(Task brief): Without the pictures, write out all the lines below exactly as they appear.
☆ ☆ ☆ ☆ ☆
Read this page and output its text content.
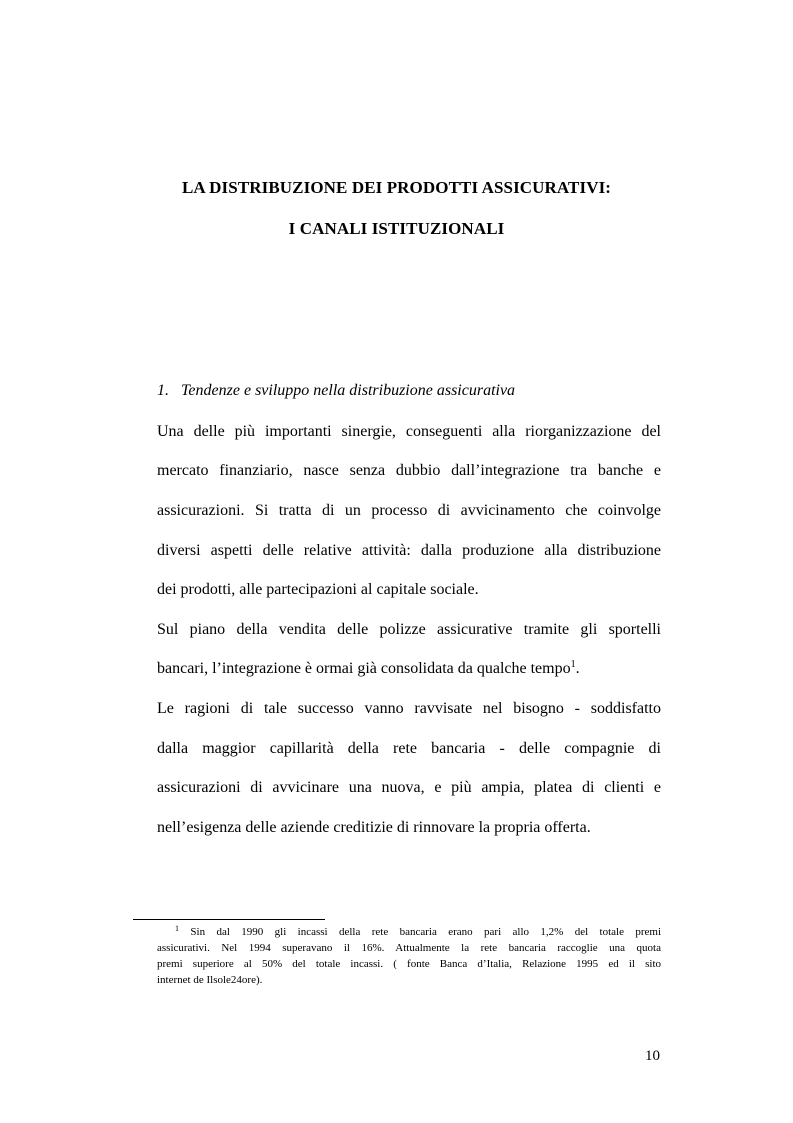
LA DISTRIBUZIONE DEI PRODOTTI ASSICURATIVI:
I CANALI ISTITUZIONALI
1. Tendenze e sviluppo nella distribuzione assicurativa
Una delle più importanti sinergie, conseguenti alla riorganizzazione del
mercato finanziario, nasce senza dubbio dall’integrazione tra banche e
assicurazioni. Si tratta di un processo di avvicinamento che coinvolge
diversi aspetti delle relative attività: dalla produzione alla distribuzione
dei prodotti, alle partecipazioni al capitale sociale.
Sul piano della vendita delle polizze assicurative tramite gli sportelli
bancari, l’integrazione è ormai già consolidata da qualche tempo$^1$.
Le ragioni di tale successo vanno ravvisate nel bisogno - soddisfatto
dalla maggior capillarità della rete bancaria - delle compagnie di
assicurazioni di avvicinare una nuova, e più ampia, platea di clienti e
nell’esigenza delle aziende creditizie di rinnovare la propria offerta.
$^1$ Sin dal 1990 gli incassi della rete bancaria erano pari allo 1,2% del totale premi
assicurativi. Nel 1994 superavano il 16%. Attualmente la rete bancaria raccoglie una quota
premi superiore al 50% del totale incassi. ( fonte Banca d’Italia, Relazione 1995 ed il sito
internet de Ilsole24ore).
10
☆ ☆ ☆ ☆ ☆
(Output for this task):
Read this page and output its text content.
LA DISTRIBUZIONE DEI PRODOTTI ASSICURATIVI:
I CANALI ISTITUZIONALI
1. Tendenze e sviluppo nella distribuzione assicurativa
Una delle più importanti sinergie, conseguenti alla riorganizzazione del
mercato finanziario, nasce senza dubbio dall’integrazione tra banche e
assicurazioni. Si tratta di un processo di avvicinamento che coinvolge
diversi aspetti delle relative attività: dalla produzione alla distribuzione
dei prodotti, alle partecipazioni al capitale sociale.
Sul piano della vendita delle polizze assicurative tramite gli sportelli
bancari, l’integrazione è ormai già consolidata da qualche tempo$^1$.
Le ragioni di tale successo vanno ravvisate nel bisogno - soddisfatto
dalla maggior capillarità della rete bancaria - delle compagnie di
assicurazioni di avvicinare una nuova, e più ampia, platea di clienti e
nell’esigenza delle aziende creditizie di rinnovare la propria offerta.
$^1$ Sin dal 1990 gli incassi della rete bancaria erano pari allo 1,2% del totale premi
assicurativi. Nel 1994 superavano il 16%. Attualmente la rete bancaria raccoglie una quota
premi superiore al 50% del totale incassi. ( fonte Banca d’Italia, Relazione 1995 ed il sito
internet de Ilsole24ore).
10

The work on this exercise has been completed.